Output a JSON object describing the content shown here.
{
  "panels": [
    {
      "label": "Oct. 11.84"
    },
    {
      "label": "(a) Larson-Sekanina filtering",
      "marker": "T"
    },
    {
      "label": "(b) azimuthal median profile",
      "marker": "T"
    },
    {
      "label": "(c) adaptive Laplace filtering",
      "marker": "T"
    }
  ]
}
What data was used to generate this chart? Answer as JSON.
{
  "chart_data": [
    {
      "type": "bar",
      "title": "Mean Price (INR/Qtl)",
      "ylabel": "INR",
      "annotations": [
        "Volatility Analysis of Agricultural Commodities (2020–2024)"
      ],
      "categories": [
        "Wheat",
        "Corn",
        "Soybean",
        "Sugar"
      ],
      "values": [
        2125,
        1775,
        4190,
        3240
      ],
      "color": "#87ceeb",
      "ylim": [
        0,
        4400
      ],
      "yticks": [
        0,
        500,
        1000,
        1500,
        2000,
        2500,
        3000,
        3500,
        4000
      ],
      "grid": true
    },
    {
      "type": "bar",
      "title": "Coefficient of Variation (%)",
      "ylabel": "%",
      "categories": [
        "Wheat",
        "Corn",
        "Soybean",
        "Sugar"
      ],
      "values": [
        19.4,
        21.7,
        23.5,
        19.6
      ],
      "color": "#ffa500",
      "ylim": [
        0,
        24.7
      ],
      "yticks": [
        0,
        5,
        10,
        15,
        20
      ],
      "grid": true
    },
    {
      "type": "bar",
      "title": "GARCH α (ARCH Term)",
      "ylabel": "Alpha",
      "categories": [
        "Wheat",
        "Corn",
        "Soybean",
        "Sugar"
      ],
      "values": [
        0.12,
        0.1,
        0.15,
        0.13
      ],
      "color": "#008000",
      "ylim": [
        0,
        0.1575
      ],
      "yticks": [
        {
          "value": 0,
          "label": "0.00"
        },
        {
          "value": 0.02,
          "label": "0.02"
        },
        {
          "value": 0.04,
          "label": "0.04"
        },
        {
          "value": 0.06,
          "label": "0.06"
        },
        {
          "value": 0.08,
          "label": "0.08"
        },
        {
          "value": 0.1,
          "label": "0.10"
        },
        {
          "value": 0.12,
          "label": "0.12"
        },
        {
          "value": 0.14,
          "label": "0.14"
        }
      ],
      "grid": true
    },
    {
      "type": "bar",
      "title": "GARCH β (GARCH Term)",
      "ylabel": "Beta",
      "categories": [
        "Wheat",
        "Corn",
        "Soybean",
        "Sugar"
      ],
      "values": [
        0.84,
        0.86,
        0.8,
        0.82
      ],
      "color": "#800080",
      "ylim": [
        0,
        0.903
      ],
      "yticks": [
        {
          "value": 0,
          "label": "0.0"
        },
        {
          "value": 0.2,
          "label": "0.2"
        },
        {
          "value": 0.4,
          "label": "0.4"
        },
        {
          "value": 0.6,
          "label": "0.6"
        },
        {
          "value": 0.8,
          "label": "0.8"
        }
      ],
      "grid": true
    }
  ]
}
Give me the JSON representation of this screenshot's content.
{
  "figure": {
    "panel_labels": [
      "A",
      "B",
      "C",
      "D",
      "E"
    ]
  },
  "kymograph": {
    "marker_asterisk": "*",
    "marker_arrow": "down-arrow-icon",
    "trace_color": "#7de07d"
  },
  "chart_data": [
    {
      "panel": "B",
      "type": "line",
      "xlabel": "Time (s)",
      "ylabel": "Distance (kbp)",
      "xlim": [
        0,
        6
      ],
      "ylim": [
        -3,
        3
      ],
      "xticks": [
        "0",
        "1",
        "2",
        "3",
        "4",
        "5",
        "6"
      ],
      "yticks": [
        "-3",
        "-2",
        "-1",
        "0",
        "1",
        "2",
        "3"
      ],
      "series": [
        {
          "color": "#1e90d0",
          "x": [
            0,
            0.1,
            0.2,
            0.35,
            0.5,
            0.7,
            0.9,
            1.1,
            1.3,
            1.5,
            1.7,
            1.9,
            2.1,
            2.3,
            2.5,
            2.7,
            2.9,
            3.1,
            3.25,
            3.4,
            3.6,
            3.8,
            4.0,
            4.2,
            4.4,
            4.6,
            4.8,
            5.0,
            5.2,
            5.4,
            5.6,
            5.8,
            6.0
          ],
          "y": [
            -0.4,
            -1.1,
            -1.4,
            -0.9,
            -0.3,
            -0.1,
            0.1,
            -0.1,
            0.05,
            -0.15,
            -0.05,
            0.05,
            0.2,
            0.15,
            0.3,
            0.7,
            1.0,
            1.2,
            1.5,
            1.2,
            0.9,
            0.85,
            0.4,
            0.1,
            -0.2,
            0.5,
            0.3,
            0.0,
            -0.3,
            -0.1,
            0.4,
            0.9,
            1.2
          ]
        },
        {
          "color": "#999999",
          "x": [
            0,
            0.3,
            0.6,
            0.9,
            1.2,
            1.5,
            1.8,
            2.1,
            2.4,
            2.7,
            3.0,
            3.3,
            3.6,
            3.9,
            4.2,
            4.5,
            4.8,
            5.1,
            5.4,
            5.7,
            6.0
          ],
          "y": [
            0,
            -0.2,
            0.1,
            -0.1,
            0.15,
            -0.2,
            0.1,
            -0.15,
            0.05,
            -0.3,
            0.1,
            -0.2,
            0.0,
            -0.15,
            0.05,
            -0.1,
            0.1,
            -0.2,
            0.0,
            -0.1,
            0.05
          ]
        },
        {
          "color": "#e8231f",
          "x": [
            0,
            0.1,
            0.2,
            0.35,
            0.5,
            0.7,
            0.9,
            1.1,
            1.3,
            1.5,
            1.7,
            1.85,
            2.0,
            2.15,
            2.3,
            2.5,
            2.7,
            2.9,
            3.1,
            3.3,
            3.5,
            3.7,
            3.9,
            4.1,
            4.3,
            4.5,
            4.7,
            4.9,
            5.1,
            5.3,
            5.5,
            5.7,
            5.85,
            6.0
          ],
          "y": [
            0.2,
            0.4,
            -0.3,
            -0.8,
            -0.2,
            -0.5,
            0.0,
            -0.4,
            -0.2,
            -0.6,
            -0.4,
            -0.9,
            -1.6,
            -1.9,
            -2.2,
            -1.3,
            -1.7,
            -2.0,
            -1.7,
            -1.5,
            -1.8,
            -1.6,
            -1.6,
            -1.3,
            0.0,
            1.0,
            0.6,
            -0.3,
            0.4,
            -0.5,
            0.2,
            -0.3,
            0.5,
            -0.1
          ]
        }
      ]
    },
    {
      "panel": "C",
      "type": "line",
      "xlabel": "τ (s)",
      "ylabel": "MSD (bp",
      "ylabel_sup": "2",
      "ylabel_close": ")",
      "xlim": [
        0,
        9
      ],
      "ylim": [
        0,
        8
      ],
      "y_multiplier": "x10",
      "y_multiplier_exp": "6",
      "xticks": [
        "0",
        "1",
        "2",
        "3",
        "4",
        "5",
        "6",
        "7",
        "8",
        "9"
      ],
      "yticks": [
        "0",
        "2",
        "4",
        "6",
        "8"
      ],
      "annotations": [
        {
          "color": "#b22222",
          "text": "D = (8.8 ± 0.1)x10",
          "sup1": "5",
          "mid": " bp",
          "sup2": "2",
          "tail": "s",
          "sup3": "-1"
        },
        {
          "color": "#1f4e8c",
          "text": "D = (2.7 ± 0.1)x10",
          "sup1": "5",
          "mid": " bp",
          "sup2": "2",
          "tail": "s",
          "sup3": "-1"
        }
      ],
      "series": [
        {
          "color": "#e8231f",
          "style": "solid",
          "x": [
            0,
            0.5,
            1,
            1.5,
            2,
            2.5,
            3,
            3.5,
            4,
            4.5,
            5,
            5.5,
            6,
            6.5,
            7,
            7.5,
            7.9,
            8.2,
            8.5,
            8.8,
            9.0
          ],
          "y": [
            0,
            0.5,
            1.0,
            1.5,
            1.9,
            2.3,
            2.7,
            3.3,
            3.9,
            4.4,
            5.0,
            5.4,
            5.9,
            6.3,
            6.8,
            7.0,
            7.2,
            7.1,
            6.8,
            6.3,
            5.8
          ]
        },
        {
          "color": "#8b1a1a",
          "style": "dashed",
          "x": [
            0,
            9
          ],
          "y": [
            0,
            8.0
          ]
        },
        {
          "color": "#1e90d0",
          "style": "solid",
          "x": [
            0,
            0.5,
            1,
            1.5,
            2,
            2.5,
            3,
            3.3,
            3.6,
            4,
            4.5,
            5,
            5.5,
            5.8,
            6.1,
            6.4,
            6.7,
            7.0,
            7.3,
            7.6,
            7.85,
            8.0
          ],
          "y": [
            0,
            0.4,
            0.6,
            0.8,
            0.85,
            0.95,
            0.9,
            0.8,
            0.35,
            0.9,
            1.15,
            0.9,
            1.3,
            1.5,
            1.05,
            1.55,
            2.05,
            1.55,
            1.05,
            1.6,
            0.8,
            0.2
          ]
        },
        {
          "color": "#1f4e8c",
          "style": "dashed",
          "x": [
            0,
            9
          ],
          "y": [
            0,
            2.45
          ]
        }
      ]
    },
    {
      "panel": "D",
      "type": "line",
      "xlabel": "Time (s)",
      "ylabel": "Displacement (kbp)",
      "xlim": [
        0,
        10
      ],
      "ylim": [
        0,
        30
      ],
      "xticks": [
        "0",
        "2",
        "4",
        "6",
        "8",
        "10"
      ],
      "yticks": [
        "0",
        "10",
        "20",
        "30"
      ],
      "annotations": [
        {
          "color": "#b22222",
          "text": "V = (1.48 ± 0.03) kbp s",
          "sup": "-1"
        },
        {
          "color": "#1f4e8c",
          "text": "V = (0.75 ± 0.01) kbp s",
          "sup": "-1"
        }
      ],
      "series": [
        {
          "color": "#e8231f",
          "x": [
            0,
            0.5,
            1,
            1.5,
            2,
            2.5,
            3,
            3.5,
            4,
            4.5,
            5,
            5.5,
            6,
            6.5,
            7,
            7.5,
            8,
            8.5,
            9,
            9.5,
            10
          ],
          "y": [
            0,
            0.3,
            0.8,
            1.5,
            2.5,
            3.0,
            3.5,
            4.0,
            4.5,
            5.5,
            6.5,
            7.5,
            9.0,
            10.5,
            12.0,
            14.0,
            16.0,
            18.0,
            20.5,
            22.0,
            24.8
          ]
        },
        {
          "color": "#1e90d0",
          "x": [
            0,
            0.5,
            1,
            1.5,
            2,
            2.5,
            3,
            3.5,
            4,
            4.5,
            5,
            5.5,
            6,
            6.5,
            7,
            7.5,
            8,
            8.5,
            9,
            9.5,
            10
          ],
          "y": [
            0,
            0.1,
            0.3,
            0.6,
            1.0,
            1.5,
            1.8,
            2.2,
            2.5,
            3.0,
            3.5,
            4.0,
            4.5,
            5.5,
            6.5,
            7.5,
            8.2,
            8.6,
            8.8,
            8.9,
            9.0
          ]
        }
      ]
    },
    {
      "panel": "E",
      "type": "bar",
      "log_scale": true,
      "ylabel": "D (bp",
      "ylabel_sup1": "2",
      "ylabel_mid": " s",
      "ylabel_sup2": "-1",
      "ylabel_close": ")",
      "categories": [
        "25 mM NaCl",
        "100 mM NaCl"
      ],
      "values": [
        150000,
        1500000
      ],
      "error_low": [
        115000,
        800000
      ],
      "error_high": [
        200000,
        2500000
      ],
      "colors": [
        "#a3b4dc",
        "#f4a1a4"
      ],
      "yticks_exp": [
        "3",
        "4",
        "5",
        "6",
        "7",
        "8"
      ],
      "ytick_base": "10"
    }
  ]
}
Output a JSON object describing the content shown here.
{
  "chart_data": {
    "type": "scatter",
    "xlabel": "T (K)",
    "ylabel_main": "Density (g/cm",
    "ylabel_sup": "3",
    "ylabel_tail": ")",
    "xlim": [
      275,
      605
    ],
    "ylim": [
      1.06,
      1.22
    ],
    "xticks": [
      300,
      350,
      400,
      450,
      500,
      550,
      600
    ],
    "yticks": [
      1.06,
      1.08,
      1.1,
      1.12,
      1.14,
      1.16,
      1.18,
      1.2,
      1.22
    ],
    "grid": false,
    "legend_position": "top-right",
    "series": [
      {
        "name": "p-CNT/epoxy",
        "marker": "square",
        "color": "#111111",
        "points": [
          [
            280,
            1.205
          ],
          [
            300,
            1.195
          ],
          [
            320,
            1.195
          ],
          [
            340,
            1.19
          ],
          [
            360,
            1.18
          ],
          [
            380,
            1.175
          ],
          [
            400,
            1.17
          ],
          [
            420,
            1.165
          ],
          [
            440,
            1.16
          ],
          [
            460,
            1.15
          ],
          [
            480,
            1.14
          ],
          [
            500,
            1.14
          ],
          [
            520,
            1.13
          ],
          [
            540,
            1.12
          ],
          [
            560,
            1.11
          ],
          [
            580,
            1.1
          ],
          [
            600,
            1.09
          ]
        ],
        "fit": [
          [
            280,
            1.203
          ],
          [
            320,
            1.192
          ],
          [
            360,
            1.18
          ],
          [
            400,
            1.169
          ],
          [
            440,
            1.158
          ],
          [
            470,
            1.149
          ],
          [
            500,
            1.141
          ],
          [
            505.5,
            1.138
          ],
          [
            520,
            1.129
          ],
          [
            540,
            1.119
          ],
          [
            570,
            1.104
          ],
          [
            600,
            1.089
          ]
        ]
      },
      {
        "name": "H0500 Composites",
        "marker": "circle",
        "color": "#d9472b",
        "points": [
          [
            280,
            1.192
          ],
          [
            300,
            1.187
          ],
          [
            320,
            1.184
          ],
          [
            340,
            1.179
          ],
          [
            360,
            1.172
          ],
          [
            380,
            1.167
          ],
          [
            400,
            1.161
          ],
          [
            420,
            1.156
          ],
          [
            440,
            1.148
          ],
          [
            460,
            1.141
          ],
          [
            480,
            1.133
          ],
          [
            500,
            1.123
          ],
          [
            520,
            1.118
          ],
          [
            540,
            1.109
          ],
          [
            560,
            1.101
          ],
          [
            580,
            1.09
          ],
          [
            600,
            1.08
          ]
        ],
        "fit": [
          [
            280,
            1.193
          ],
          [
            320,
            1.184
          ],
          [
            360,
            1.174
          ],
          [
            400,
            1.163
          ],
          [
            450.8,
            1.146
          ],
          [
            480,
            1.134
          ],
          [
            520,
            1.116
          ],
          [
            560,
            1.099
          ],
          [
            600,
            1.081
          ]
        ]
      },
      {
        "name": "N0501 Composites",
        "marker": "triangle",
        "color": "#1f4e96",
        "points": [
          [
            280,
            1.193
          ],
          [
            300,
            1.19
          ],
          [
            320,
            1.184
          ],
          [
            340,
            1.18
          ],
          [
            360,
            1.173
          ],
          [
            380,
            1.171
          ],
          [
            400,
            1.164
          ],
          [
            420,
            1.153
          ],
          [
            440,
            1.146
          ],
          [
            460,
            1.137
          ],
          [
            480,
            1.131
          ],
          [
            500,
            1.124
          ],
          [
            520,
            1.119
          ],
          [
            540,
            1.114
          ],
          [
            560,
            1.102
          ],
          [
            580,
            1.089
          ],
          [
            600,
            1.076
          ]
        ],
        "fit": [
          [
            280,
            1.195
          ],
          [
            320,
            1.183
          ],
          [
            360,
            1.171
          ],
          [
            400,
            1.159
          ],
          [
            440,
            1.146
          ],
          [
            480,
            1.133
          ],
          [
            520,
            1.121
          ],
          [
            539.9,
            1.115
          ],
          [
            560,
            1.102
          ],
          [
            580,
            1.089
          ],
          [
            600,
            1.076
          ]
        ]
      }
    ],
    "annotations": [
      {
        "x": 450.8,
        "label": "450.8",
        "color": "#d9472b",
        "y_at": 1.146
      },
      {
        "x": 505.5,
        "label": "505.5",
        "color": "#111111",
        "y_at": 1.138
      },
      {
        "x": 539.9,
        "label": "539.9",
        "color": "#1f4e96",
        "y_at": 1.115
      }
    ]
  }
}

◆ WHAT IS BEING ASKED ◆
Using the listing above, gather each line that holds the string "title" and copy it.

◆ OUTPUT FOR THIS TASK ◆
      "title": "Mean Price (INR/Qtl)",
      "title": "Coefficient of Variation (%)",
      "title": "GARCH α (ARCH Term)",
      "title": "GARCH β (GARCH Term)",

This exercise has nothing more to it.